▶ Request:
Reproduce, without changes, the rows from the first one through the line that contains "user-id: 413662861 bbox=[114, 96, 238, 118]", with both ends included.

▶ Recorded data:
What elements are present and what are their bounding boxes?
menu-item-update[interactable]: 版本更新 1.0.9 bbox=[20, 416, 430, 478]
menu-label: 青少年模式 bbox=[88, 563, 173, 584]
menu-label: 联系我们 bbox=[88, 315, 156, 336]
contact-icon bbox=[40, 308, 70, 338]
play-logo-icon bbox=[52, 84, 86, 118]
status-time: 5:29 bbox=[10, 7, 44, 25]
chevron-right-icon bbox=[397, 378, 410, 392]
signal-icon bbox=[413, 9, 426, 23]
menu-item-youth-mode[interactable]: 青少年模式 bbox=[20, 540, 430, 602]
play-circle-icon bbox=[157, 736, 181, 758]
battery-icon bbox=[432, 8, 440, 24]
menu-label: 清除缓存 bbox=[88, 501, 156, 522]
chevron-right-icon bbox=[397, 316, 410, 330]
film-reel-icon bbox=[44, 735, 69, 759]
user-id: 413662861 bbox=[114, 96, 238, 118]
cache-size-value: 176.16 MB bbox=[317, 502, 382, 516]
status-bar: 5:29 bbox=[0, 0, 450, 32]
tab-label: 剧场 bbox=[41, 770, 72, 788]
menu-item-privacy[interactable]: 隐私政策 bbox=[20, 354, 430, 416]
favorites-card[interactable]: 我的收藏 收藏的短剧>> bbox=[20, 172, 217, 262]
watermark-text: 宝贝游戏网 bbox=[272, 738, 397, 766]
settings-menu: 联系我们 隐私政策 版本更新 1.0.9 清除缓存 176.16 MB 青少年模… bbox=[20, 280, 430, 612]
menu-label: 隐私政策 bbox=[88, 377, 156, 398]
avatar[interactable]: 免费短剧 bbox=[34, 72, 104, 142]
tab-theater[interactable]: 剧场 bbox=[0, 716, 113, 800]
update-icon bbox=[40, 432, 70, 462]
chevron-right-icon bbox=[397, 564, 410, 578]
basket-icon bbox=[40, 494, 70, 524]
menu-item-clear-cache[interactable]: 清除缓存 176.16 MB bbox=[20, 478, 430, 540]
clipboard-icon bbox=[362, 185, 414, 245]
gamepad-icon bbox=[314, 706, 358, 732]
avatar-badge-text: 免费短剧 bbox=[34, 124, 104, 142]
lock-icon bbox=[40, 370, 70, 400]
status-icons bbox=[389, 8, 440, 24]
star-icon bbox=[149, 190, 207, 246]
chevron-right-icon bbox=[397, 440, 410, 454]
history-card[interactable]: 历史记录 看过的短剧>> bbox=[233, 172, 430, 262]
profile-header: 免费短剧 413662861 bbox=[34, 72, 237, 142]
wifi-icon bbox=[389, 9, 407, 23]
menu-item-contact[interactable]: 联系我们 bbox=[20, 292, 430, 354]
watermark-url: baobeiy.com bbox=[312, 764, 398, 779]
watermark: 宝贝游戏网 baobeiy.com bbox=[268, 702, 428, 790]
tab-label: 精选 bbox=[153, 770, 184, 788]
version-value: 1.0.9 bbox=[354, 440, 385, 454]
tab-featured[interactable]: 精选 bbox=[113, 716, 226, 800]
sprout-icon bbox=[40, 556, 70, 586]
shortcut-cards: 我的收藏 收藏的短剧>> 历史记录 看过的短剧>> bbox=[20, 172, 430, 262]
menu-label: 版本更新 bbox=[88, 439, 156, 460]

▶ Problem solution:
What elements are present and what are their bounding boxes?
menu-item-update[interactable]: 版本更新 1.0.9 bbox=[20, 416, 430, 478]
menu-label: 青少年模式 bbox=[88, 563, 173, 584]
menu-label: 联系我们 bbox=[88, 315, 156, 336]
contact-icon bbox=[40, 308, 70, 338]
play-logo-icon bbox=[52, 84, 86, 118]
status-time: 5:29 bbox=[10, 7, 44, 25]
chevron-right-icon bbox=[397, 378, 410, 392]
signal-icon bbox=[413, 9, 426, 23]
menu-item-youth-mode[interactable]: 青少年模式 bbox=[20, 540, 430, 602]
play-circle-icon bbox=[157, 736, 181, 758]
battery-icon bbox=[432, 8, 440, 24]
menu-label: 清除缓存 bbox=[88, 501, 156, 522]
chevron-right-icon bbox=[397, 316, 410, 330]
film-reel-icon bbox=[44, 735, 69, 759]
user-id: 413662861 bbox=[114, 96, 238, 118]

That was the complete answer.